Element position data:
○ ○ ○
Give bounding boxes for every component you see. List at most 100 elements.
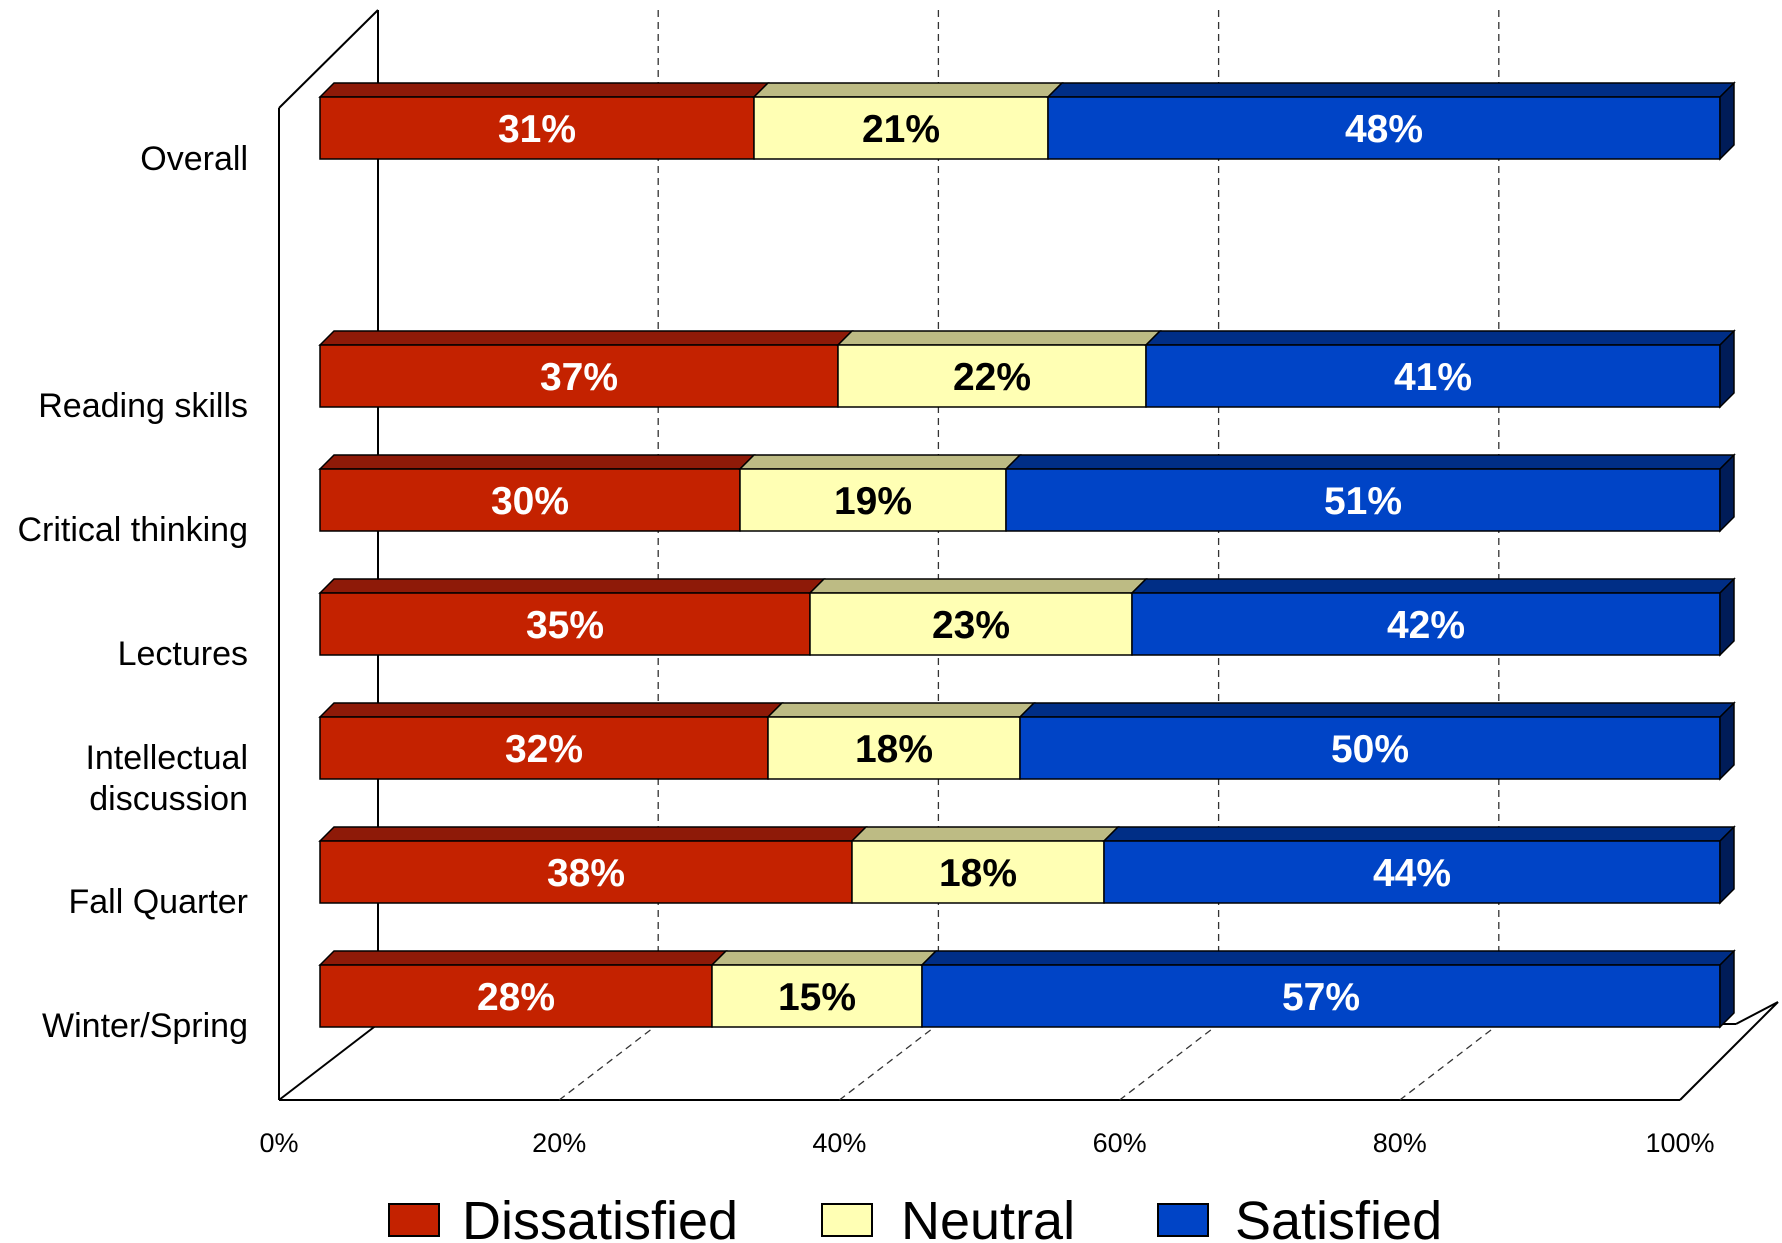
floor-left-edge	[278, 1023, 379, 1101]
bar-segment-satisfied	[1005, 468, 1721, 532]
bar-top-dissatisfied	[318, 578, 826, 594]
bar-segment-neutral	[753, 96, 1049, 160]
data-label: 23%	[932, 604, 1010, 647]
bar-group: 32% 18% 50%	[318, 701, 1736, 781]
category-label: Intellectual	[85, 739, 248, 777]
legend-swatch-neutral	[821, 1203, 873, 1237]
floor-right-edge	[1679, 1001, 1779, 1101]
legend-label-satisfied: Satisfied	[1235, 1191, 1442, 1243]
bar-segment-satisfied	[1047, 96, 1721, 160]
gridline-floor-1	[558, 1023, 659, 1101]
data-label: 28%	[477, 976, 555, 1019]
bar-segment-dissatisfied	[319, 964, 713, 1028]
category-label: Winter/Spring	[42, 1007, 248, 1045]
data-label: 57%	[1282, 976, 1360, 1019]
bar-side	[1719, 329, 1735, 409]
data-label: 41%	[1394, 356, 1472, 399]
category-label: Critical thinking	[17, 511, 248, 549]
x-tick-label: 100%	[1645, 1128, 1714, 1158]
data-label: 50%	[1331, 728, 1409, 771]
bar-group: 30% 19% 51%	[318, 453, 1736, 533]
bar-top-dissatisfied	[318, 826, 868, 842]
bar-segment-satisfied	[1131, 592, 1721, 656]
gridline-floor-4	[1399, 1023, 1500, 1101]
category-label: discussion	[89, 780, 248, 818]
bar-side	[1719, 949, 1735, 1029]
x-tick-label: 40%	[812, 1128, 866, 1158]
gridlines	[558, 10, 1500, 1101]
category-labels: Overall Reading skills Critical thinking Le…	[17, 140, 248, 1045]
bar-side	[1719, 577, 1735, 657]
category-label: Fall Quarter	[69, 883, 249, 921]
category-label: Reading skills	[38, 387, 248, 425]
bar-top-neutral	[850, 826, 1120, 842]
bar-side	[1719, 453, 1735, 533]
bar-segment-dissatisfied	[319, 840, 853, 904]
bar-group: 35% 23% 42%	[318, 577, 1736, 657]
category-label: Overall	[140, 140, 248, 178]
data-label: 18%	[939, 852, 1017, 895]
bar-top-dissatisfied	[318, 330, 854, 346]
bar-group: 28% 15% 57%	[318, 949, 1736, 1029]
bar-top-satisfied	[1046, 82, 1736, 98]
bar-top-satisfied	[920, 950, 1736, 966]
chart-frame	[278, 9, 1779, 1101]
data-label: 42%	[1387, 604, 1465, 647]
bar-side	[1719, 701, 1735, 781]
x-tick-label: 80%	[1373, 1128, 1427, 1158]
category-label: Lectures	[118, 635, 248, 673]
bar-top-neutral	[710, 950, 938, 966]
bar-segment-neutral	[739, 468, 1007, 532]
bar-top-satisfied	[1004, 454, 1736, 470]
bar-top-satisfied	[1102, 826, 1736, 842]
data-label: 35%	[526, 604, 604, 647]
legend-swatch-satisfied	[1157, 1203, 1209, 1237]
x-tick-label: 0%	[259, 1128, 298, 1158]
bar-top-dissatisfied	[318, 950, 728, 966]
bar-segment-dissatisfied	[319, 592, 811, 656]
bar-group: 31% 21% 48%	[318, 81, 1736, 161]
bar-top-satisfied	[1144, 330, 1736, 346]
bar-segment-satisfied	[1103, 840, 1721, 904]
bar-top-neutral	[836, 330, 1162, 346]
bar-top-satisfied	[1130, 578, 1736, 594]
bar-group: 37% 22% 41%	[318, 329, 1736, 409]
data-label: 21%	[862, 108, 940, 151]
data-label: 15%	[778, 976, 856, 1019]
bar-side	[1719, 81, 1735, 161]
data-label: 22%	[953, 356, 1031, 399]
bar-top-dissatisfied	[318, 702, 784, 718]
data-label: 51%	[1324, 480, 1402, 523]
data-label: 31%	[498, 108, 576, 151]
data-label: 30%	[491, 480, 569, 523]
legend-label-dissatisfied: Dissatisfied	[462, 1191, 738, 1243]
bar-segment-neutral	[837, 344, 1147, 408]
bar-segment-satisfied	[921, 964, 1721, 1028]
bar-segment-dissatisfied	[319, 344, 839, 408]
data-label: 38%	[547, 852, 625, 895]
legend-label-neutral: Neutral	[901, 1191, 1075, 1243]
bar-segment-neutral	[711, 964, 923, 1028]
bar-segment-satisfied	[1019, 716, 1721, 780]
bar-top-neutral	[738, 454, 1022, 470]
x-tick-label: 20%	[532, 1128, 586, 1158]
data-label: 18%	[855, 728, 933, 771]
bar-segment-neutral	[809, 592, 1133, 656]
bar-top-neutral	[752, 82, 1064, 98]
data-label: 19%	[834, 480, 912, 523]
bar-segment-dissatisfied	[319, 468, 741, 532]
bar-top-neutral	[766, 702, 1036, 718]
bar-side	[1719, 825, 1735, 905]
gridline-floor-2	[839, 1023, 939, 1101]
data-label: 32%	[505, 728, 583, 771]
wall-top-edge	[278, 9, 379, 109]
bar-top-neutral	[808, 578, 1148, 594]
bar-group: 38% 18% 44%	[318, 825, 1736, 905]
legend: Dissatisfied Neutral Satisfied	[388, 1191, 1442, 1243]
bar-top-dissatisfied	[318, 454, 756, 470]
bar-segment-dissatisfied	[319, 716, 769, 780]
bar-top-satisfied	[1018, 702, 1736, 718]
x-tick-label: 60%	[1093, 1128, 1147, 1158]
bar-segment-satisfied	[1145, 344, 1721, 408]
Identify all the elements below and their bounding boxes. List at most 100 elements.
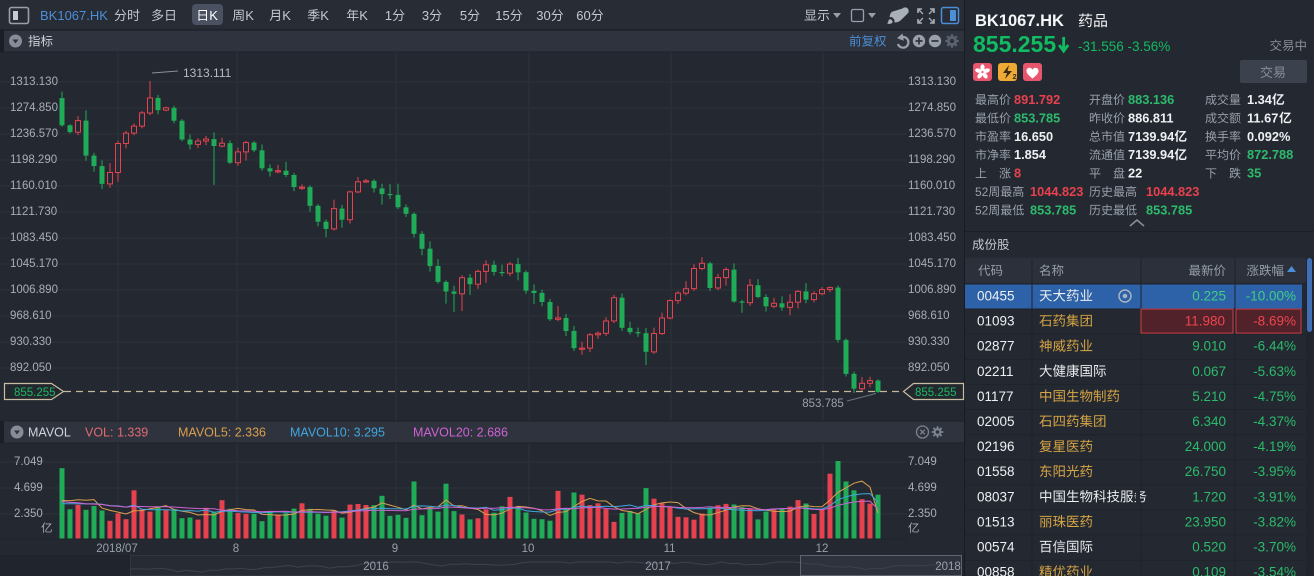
svg-text:-8.69%: -8.69% xyxy=(1253,314,1296,329)
svg-text:1313.111: 1313.111 xyxy=(183,66,232,80)
svg-text:BK1067.HK: BK1067.HK xyxy=(40,8,108,23)
svg-text:35: 35 xyxy=(1247,166,1261,181)
svg-text:1198.290: 1198.290 xyxy=(10,154,57,166)
svg-text:855.255: 855.255 xyxy=(14,387,56,399)
svg-text:1083.450: 1083.450 xyxy=(10,232,58,244)
svg-text:-4.75%: -4.75% xyxy=(1253,389,1296,404)
svg-text:-6.44%: -6.44% xyxy=(1253,339,1296,354)
svg-text:1.720: 1.720 xyxy=(1192,489,1226,504)
svg-text:1198.290: 1198.290 xyxy=(908,154,955,166)
svg-text:52: 52 xyxy=(975,203,989,217)
svg-text:7139.94: 7139.94 xyxy=(1128,129,1175,144)
svg-text:0.225: 0.225 xyxy=(1192,289,1226,304)
svg-text:1045.170: 1045.170 xyxy=(908,258,956,270)
svg-text:15: 15 xyxy=(495,8,509,23)
svg-text:2016: 2016 xyxy=(363,561,389,573)
svg-text:00858: 00858 xyxy=(977,565,1015,576)
svg-text:968.610: 968.610 xyxy=(908,310,950,322)
svg-text:-31.556 -3.56%: -31.556 -3.56% xyxy=(1078,39,1170,54)
svg-text:0.109: 0.109 xyxy=(1192,565,1226,576)
svg-text:-3.82%: -3.82% xyxy=(1253,514,1296,529)
svg-text:52: 52 xyxy=(975,185,989,199)
svg-text:1121.730: 1121.730 xyxy=(10,206,57,218)
svg-text:MAVOL5: 2.336: MAVOL5: 2.336 xyxy=(178,426,266,440)
svg-text:-3.70%: -3.70% xyxy=(1253,540,1296,555)
svg-text:968.610: 968.610 xyxy=(10,310,52,322)
svg-text:892.050: 892.050 xyxy=(908,362,950,374)
svg-text:60: 60 xyxy=(576,8,590,23)
svg-text:23.950: 23.950 xyxy=(1185,514,1226,529)
svg-text:1006.890: 1006.890 xyxy=(908,284,956,296)
svg-text:1274.850: 1274.850 xyxy=(908,102,956,114)
svg-text:00455: 00455 xyxy=(977,289,1015,304)
svg-text:3: 3 xyxy=(422,8,429,23)
svg-text:02005: 02005 xyxy=(977,414,1015,429)
svg-text:5: 5 xyxy=(460,8,467,23)
svg-text:01093: 01093 xyxy=(977,314,1015,329)
svg-text:892.050: 892.050 xyxy=(10,362,52,374)
svg-text:VOL: 1.339: VOL: 1.339 xyxy=(85,426,148,440)
svg-text:30: 30 xyxy=(536,8,550,23)
svg-text:02877: 02877 xyxy=(977,339,1015,354)
svg-text:1160.010: 1160.010 xyxy=(908,180,955,192)
svg-text:2.350: 2.350 xyxy=(14,508,43,520)
svg-text:-4.37%: -4.37% xyxy=(1253,414,1296,429)
svg-text:11: 11 xyxy=(664,543,676,555)
svg-text:886.811: 886.811 xyxy=(1128,110,1174,125)
svg-text:02196: 02196 xyxy=(977,439,1015,454)
svg-text:16.650: 16.650 xyxy=(1014,129,1053,144)
svg-text:12: 12 xyxy=(816,543,829,555)
svg-text:853.785: 853.785 xyxy=(1030,202,1076,217)
svg-text:9.010: 9.010 xyxy=(1192,339,1226,354)
svg-text:883.136: 883.136 xyxy=(1128,92,1174,107)
svg-text:1313.130: 1313.130 xyxy=(908,76,956,88)
svg-text:8: 8 xyxy=(233,543,239,555)
svg-text:855.255: 855.255 xyxy=(915,387,957,399)
svg-text:853.785: 853.785 xyxy=(802,398,844,410)
svg-text:5.210: 5.210 xyxy=(1192,389,1226,404)
svg-text:0.092%: 0.092% xyxy=(1247,129,1291,144)
svg-text:MAVOL: MAVOL xyxy=(28,426,71,440)
svg-text:10: 10 xyxy=(522,543,535,555)
svg-text:K: K xyxy=(209,8,218,23)
svg-text:-3.95%: -3.95% xyxy=(1253,464,1296,479)
svg-text:7139.94: 7139.94 xyxy=(1128,147,1175,162)
svg-text:-3.91%: -3.91% xyxy=(1253,489,1296,504)
svg-text:891.792: 891.792 xyxy=(1014,92,1060,107)
svg-text:-10.00%: -10.00% xyxy=(1246,289,1296,304)
svg-text:6.340: 6.340 xyxy=(1192,414,1226,429)
svg-text:2018: 2018 xyxy=(935,561,961,573)
svg-text:1121.730: 1121.730 xyxy=(908,206,955,218)
svg-text:2.350: 2.350 xyxy=(908,508,937,520)
svg-text:K: K xyxy=(282,8,291,23)
svg-text:01558: 01558 xyxy=(977,464,1015,479)
svg-text:01177: 01177 xyxy=(977,389,1014,404)
svg-text:853.785: 853.785 xyxy=(1014,110,1060,125)
svg-text:1: 1 xyxy=(385,8,392,23)
svg-text:1045.170: 1045.170 xyxy=(10,258,58,270)
svg-text:853.785: 853.785 xyxy=(1146,202,1192,217)
svg-text:26.750: 26.750 xyxy=(1185,464,1226,479)
svg-text:930.330: 930.330 xyxy=(10,336,52,348)
svg-text:1044.823: 1044.823 xyxy=(1030,184,1083,199)
svg-text:855.255: 855.255 xyxy=(973,31,1056,57)
svg-text:1236.570: 1236.570 xyxy=(908,128,956,140)
svg-text:4.699: 4.699 xyxy=(14,482,43,494)
svg-text:2017: 2017 xyxy=(645,561,671,573)
svg-text:930.330: 930.330 xyxy=(908,336,950,348)
svg-text:02211: 02211 xyxy=(977,364,1014,379)
svg-text:1044.823: 1044.823 xyxy=(1146,184,1199,199)
svg-text:1274.850: 1274.850 xyxy=(10,102,58,114)
svg-text:1.854: 1.854 xyxy=(1014,147,1047,162)
svg-text:1236.570: 1236.570 xyxy=(10,128,58,140)
svg-text:4.699: 4.699 xyxy=(908,482,937,494)
svg-text:9: 9 xyxy=(392,543,398,555)
svg-text:11.67: 11.67 xyxy=(1247,110,1278,125)
svg-text:08037: 08037 xyxy=(977,489,1015,504)
svg-text:24.000: 24.000 xyxy=(1185,439,1226,454)
svg-text:K: K xyxy=(245,8,254,23)
svg-text:1083.450: 1083.450 xyxy=(908,232,956,244)
svg-text:1160.010: 1160.010 xyxy=(10,180,57,192)
svg-text:11.980: 11.980 xyxy=(1185,314,1225,329)
svg-text:7.049: 7.049 xyxy=(14,456,43,468)
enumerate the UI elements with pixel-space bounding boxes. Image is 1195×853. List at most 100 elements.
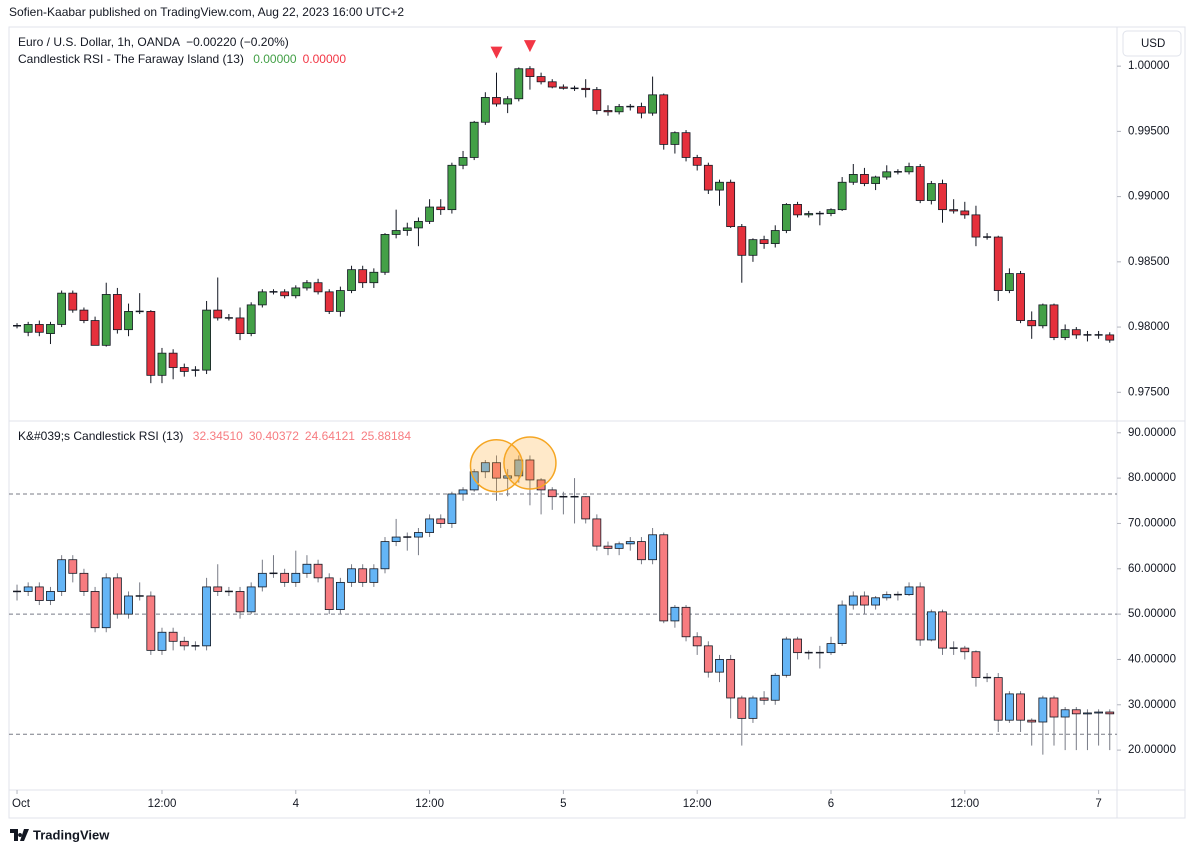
○ ○ ○
Copy out the lines of the records above verbatim, from the line with "1023, 379, 1101]" to the line with "826, 1736, 842]", including both of those lines.

**Written solution**:
floor-left-edge	[278, 1023, 379, 1101]
bar-segment-satisfied	[1005, 468, 1721, 532]
bar-top-dissatisfied	[318, 578, 826, 594]
bar-segment-neutral	[753, 96, 1049, 160]
data-label: 23%	[932, 604, 1010, 647]
bar-group: 32% 18% 50%	[318, 701, 1736, 781]
category-label: Intellectual	[85, 739, 248, 777]
legend-swatch-neutral	[821, 1203, 873, 1237]
floor-right-edge	[1679, 1001, 1779, 1101]
legend-label-satisfied: Satisfied	[1235, 1191, 1442, 1243]
bar-segment-satisfied	[1047, 96, 1721, 160]
gridline-floor-1	[558, 1023, 659, 1101]
data-label: 28%	[477, 976, 555, 1019]
bar-segment-dissatisfied	[319, 964, 713, 1028]
category-label: Winter/Spring	[42, 1007, 248, 1045]
data-label: 57%	[1282, 976, 1360, 1019]
bar-side	[1719, 329, 1735, 409]
data-label: 41%	[1394, 356, 1472, 399]
category-label: Critical thinking	[17, 511, 248, 549]
x-tick-label: 100%	[1645, 1128, 1714, 1158]
data-label: 50%	[1331, 728, 1409, 771]
bar-group: 30% 19% 51%	[318, 453, 1736, 533]
bar-top-dissatisfied	[318, 826, 868, 842]
bar-segment-satisfied	[1131, 592, 1721, 656]
gridline-floor-4	[1399, 1023, 1500, 1101]
category-label: discussion	[89, 780, 248, 818]
bar-side	[1719, 949, 1735, 1029]
x-tick-label: 40%	[812, 1128, 866, 1158]
gridlines	[558, 10, 1500, 1101]
category-labels: Overall Reading skills Critical thinking Le…	[17, 140, 248, 1045]
bar-side	[1719, 577, 1735, 657]
category-label: Fall Quarter	[69, 883, 249, 921]
category-label: Reading skills	[38, 387, 248, 425]
bar-top-neutral	[850, 826, 1120, 842]
bar-side	[1719, 453, 1735, 533]
bar-segment-dissatisfied	[319, 840, 853, 904]
bar-group: 35% 23% 42%	[318, 577, 1736, 657]
category-label: Overall	[140, 140, 248, 178]
data-label: 18%	[939, 852, 1017, 895]
bar-top-dissatisfied	[318, 330, 854, 346]
bar-group: 28% 15% 57%	[318, 949, 1736, 1029]
bar-top-satisfied	[1046, 82, 1736, 98]
bar-top-satisfied	[920, 950, 1736, 966]
chart-frame	[278, 9, 1779, 1101]
data-label: 42%	[1387, 604, 1465, 647]
bar-side	[1719, 701, 1735, 781]
x-tick-label: 80%	[1373, 1128, 1427, 1158]
category-label: Lectures	[118, 635, 248, 673]
bar-top-neutral	[710, 950, 938, 966]
bar-segment-neutral	[739, 468, 1007, 532]
bar-top-satisfied	[1004, 454, 1736, 470]
bar-top-satisfied	[1102, 826, 1736, 842]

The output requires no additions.